Work instructions:
Wherever a line in the data below holds "改性乙醇", copy that line.

Record list:
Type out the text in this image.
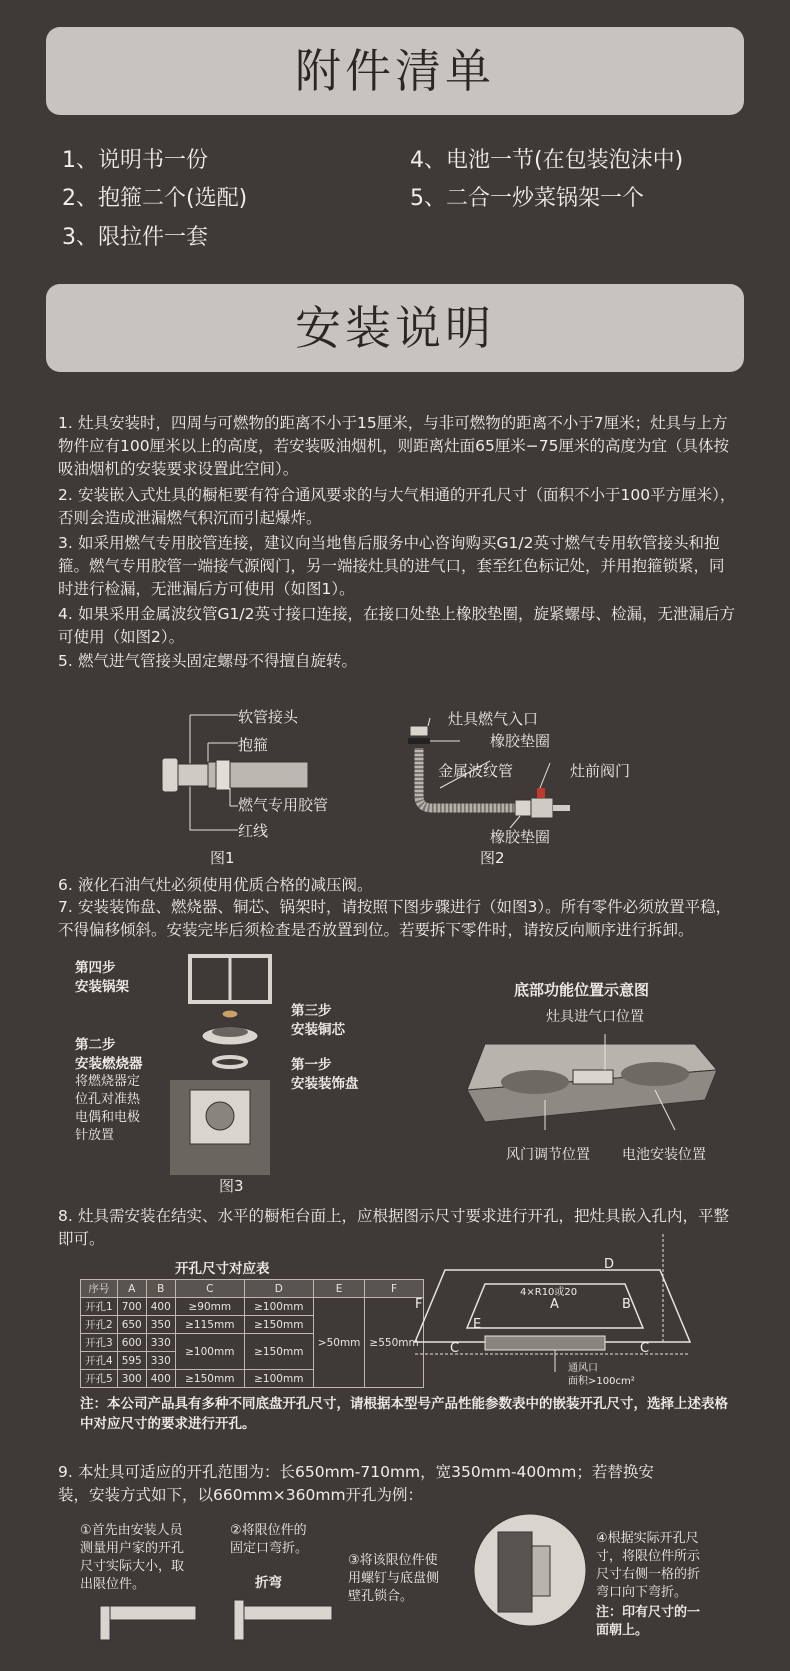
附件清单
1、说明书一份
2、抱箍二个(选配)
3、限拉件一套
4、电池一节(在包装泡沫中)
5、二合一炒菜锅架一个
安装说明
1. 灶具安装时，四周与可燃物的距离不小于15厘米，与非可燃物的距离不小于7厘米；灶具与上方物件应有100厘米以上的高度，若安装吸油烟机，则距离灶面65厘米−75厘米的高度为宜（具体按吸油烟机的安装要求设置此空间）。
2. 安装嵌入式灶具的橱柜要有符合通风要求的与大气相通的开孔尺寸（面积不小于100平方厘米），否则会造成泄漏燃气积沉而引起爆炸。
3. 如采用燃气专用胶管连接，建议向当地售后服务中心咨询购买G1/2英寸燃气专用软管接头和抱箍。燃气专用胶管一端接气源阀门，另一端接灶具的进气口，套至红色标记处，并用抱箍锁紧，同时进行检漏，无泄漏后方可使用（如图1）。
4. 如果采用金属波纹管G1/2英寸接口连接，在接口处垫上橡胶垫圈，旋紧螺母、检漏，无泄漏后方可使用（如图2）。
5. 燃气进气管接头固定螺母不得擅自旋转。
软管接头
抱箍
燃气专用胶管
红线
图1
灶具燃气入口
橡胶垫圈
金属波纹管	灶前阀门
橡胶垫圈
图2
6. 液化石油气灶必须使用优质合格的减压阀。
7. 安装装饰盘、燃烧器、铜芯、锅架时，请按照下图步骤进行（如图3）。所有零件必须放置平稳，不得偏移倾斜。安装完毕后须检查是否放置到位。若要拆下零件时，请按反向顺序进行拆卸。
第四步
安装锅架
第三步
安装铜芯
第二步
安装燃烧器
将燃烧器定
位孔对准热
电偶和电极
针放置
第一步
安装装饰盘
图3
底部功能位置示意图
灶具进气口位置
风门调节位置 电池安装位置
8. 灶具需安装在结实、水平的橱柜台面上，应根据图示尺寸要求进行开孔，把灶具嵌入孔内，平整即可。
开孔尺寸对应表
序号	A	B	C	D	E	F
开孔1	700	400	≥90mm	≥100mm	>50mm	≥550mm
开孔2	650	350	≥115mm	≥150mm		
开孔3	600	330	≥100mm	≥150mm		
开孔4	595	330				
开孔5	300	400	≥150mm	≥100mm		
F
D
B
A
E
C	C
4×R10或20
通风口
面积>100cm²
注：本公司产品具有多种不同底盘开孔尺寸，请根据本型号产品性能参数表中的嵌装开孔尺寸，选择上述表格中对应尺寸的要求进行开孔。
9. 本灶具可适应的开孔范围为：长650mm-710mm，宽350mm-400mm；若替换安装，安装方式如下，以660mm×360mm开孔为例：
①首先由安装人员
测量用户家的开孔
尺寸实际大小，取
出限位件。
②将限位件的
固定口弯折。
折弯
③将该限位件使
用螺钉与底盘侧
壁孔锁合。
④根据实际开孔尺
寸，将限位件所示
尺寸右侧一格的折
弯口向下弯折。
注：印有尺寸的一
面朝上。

==

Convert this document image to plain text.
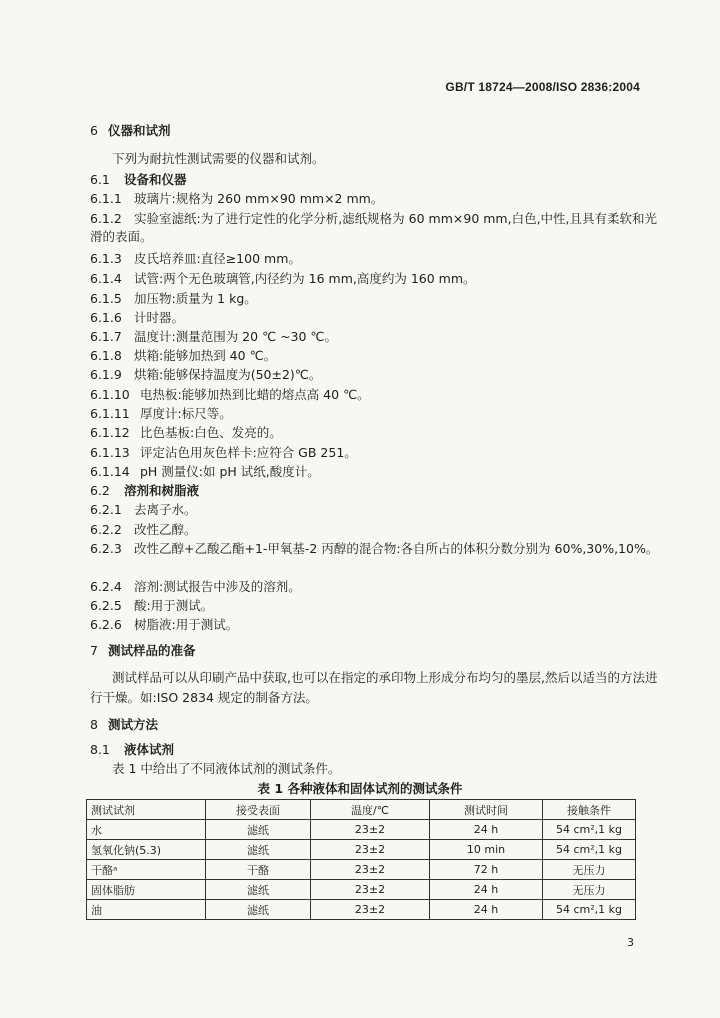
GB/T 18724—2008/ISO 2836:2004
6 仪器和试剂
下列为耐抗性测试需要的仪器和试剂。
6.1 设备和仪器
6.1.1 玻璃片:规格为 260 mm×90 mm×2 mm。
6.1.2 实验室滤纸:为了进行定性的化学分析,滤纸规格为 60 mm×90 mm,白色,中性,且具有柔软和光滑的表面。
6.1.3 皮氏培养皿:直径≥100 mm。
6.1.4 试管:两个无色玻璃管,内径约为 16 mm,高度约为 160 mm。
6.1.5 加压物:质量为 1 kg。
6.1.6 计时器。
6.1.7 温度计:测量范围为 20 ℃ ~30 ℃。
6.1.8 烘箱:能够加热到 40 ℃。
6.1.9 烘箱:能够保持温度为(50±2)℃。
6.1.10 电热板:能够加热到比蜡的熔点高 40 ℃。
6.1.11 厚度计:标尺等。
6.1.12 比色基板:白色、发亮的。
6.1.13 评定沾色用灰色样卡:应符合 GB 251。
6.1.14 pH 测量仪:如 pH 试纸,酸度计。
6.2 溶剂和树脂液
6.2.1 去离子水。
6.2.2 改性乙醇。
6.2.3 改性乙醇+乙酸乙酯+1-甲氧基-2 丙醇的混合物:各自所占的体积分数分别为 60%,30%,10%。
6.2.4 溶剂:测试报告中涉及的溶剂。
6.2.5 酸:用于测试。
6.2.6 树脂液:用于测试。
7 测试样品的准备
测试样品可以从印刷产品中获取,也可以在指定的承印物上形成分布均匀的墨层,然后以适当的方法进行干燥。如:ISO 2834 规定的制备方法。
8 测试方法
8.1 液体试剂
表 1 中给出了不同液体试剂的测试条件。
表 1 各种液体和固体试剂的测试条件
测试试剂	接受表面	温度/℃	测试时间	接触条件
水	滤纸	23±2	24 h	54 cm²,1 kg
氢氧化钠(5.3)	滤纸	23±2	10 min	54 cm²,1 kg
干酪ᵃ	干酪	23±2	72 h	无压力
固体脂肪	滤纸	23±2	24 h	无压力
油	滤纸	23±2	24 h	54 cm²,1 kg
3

Worked solution:
6.2.2 改性乙醇。
6.2.3 改性乙醇+乙酸乙酯+1-甲氧基-2 丙醇的混合物:各自所占的体积分数分别为 60%,30%,10%。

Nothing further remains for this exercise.